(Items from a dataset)
◆ ◆ ◆ ◆ ◆
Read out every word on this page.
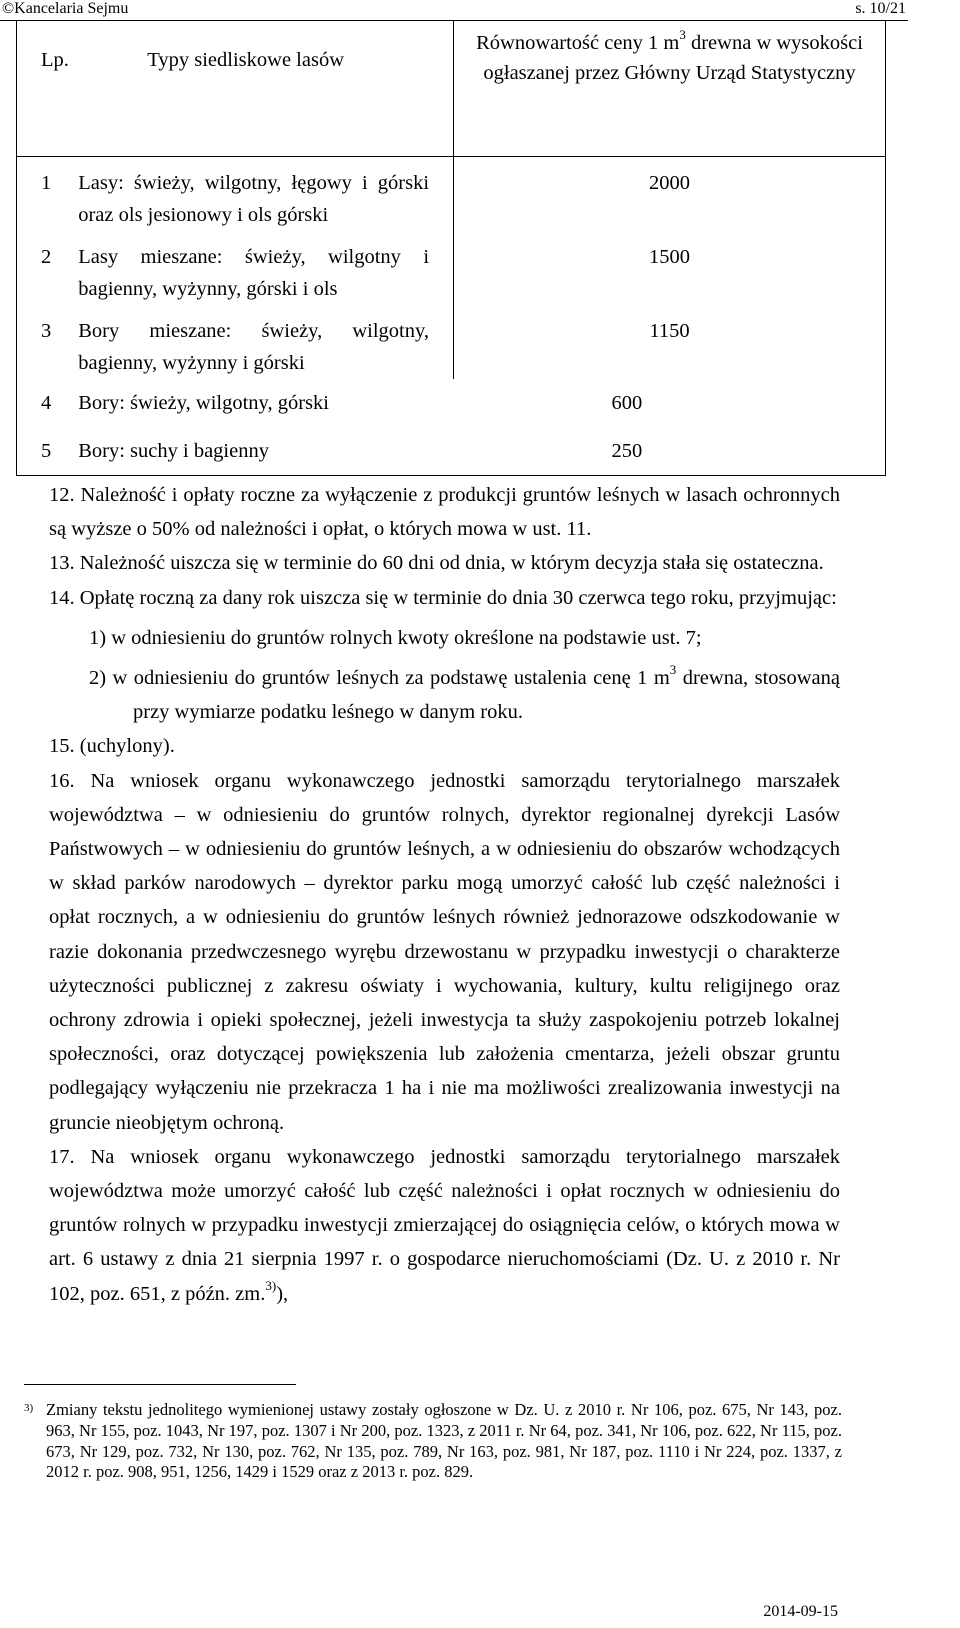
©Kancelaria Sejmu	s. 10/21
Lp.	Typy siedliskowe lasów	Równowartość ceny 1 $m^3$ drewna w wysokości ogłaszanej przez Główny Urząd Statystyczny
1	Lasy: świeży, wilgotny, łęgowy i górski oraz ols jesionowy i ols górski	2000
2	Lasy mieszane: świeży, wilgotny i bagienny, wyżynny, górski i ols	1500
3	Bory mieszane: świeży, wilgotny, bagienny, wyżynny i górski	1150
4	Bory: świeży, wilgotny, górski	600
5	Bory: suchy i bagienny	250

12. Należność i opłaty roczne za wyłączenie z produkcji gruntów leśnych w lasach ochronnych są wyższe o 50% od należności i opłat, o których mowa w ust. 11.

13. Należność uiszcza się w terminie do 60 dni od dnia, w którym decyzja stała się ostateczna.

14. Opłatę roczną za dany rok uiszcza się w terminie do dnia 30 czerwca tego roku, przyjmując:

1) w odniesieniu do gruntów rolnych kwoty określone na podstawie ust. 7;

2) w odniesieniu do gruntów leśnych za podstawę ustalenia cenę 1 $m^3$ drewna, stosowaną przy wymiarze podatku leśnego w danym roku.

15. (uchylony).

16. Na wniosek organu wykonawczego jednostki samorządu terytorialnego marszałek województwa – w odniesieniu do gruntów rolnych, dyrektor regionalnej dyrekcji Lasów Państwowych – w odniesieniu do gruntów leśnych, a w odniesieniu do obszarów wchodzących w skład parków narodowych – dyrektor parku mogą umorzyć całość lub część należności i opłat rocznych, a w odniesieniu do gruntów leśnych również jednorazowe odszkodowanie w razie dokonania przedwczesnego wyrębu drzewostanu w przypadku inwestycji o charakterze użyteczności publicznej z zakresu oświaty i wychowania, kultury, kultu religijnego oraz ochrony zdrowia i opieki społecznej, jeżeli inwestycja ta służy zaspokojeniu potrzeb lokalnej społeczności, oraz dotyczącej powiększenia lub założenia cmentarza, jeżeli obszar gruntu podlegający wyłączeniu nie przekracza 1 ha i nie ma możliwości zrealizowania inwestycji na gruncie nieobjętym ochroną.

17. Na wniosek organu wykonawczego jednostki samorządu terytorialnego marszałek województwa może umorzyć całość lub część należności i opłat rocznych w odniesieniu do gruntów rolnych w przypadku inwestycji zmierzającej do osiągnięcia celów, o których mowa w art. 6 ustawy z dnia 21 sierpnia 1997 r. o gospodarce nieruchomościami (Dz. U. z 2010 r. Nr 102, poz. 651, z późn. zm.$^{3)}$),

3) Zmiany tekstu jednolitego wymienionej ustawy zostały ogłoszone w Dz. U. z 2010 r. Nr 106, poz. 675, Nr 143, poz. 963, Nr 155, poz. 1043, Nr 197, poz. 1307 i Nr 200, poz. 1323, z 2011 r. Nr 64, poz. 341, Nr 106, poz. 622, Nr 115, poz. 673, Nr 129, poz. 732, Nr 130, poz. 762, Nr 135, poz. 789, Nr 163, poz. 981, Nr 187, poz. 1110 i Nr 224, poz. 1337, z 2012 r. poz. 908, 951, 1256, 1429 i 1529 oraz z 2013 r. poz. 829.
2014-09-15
◆ ◆ ◆ ◆ ◆
PROBLEM TO WORK ON: Copy all the records above exactly, but leave out the pictures.

REPLY:
Read out every word on this page.
©Kancelaria Sejmu	s. 10/21
Lp.	Typy siedliskowe lasów	Równowartość ceny 1 $m^3$ drewna w wysokości ogłaszanej przez Główny Urząd Statystyczny
1	Lasy: świeży, wilgotny, łęgowy i górski oraz ols jesionowy i ols górski	2000
2	Lasy mieszane: świeży, wilgotny i bagienny, wyżynny, górski i ols	1500
3	Bory mieszane: świeży, wilgotny, bagienny, wyżynny i górski	1150
4	Bory: świeży, wilgotny, górski	600
5	Bory: suchy i bagienny	250

12. Należność i opłaty roczne za wyłączenie z produkcji gruntów leśnych w lasach ochronnych są wyższe o 50% od należności i opłat, o których mowa w ust. 11.

13. Należność uiszcza się w terminie do 60 dni od dnia, w którym decyzja stała się ostateczna.

14. Opłatę roczną za dany rok uiszcza się w terminie do dnia 30 czerwca tego roku, przyjmując:

1) w odniesieniu do gruntów rolnych kwoty określone na podstawie ust. 7;

2) w odniesieniu do gruntów leśnych za podstawę ustalenia cenę 1 $m^3$ drewna, stosowaną przy wymiarze podatku leśnego w danym roku.

15. (uchylony).

16. Na wniosek organu wykonawczego jednostki samorządu terytorialnego marszałek województwa – w odniesieniu do gruntów rolnych, dyrektor regionalnej dyrekcji Lasów Państwowych – w odniesieniu do gruntów leśnych, a w odniesieniu do obszarów wchodzących w skład parków narodowych – dyrektor parku mogą umorzyć całość lub część należności i opłat rocznych, a w odniesieniu do gruntów leśnych również jednorazowe odszkodowanie w razie dokonania przedwczesnego wyrębu drzewostanu w przypadku inwestycji o charakterze użyteczności publicznej z zakresu oświaty i wychowania, kultury, kultu religijnego oraz ochrony zdrowia i opieki społecznej, jeżeli inwestycja ta służy zaspokojeniu potrzeb lokalnej społeczności, oraz dotyczącej powiększenia lub założenia cmentarza, jeżeli obszar gruntu podlegający wyłączeniu nie przekracza 1 ha i nie ma możliwości zrealizowania inwestycji na gruncie nieobjętym ochroną.

17. Na wniosek organu wykonawczego jednostki samorządu terytorialnego marszałek województwa może umorzyć całość lub część należności i opłat rocznych w odniesieniu do gruntów rolnych w przypadku inwestycji zmierzającej do osiągnięcia celów, o których mowa w art. 6 ustawy z dnia 21 sierpnia 1997 r. o gospodarce nieruchomościami (Dz. U. z 2010 r. Nr 102, poz. 651, z późn. zm.$^{3)}$),

3) Zmiany tekstu jednolitego wymienionej ustawy zostały ogłoszone w Dz. U. z 2010 r. Nr 106, poz. 675, Nr 143, poz. 963, Nr 155, poz. 1043, Nr 197, poz. 1307 i Nr 200, poz. 1323, z 2011 r. Nr 64, poz. 341, Nr 106, poz. 622, Nr 115, poz. 673, Nr 129, poz. 732, Nr 130, poz. 762, Nr 135, poz. 789, Nr 163, poz. 981, Nr 187, poz. 1110 i Nr 224, poz. 1337, z 2012 r. poz. 908, 951, 1256, 1429 i 1529 oraz z 2013 r. poz. 829.
2014-09-15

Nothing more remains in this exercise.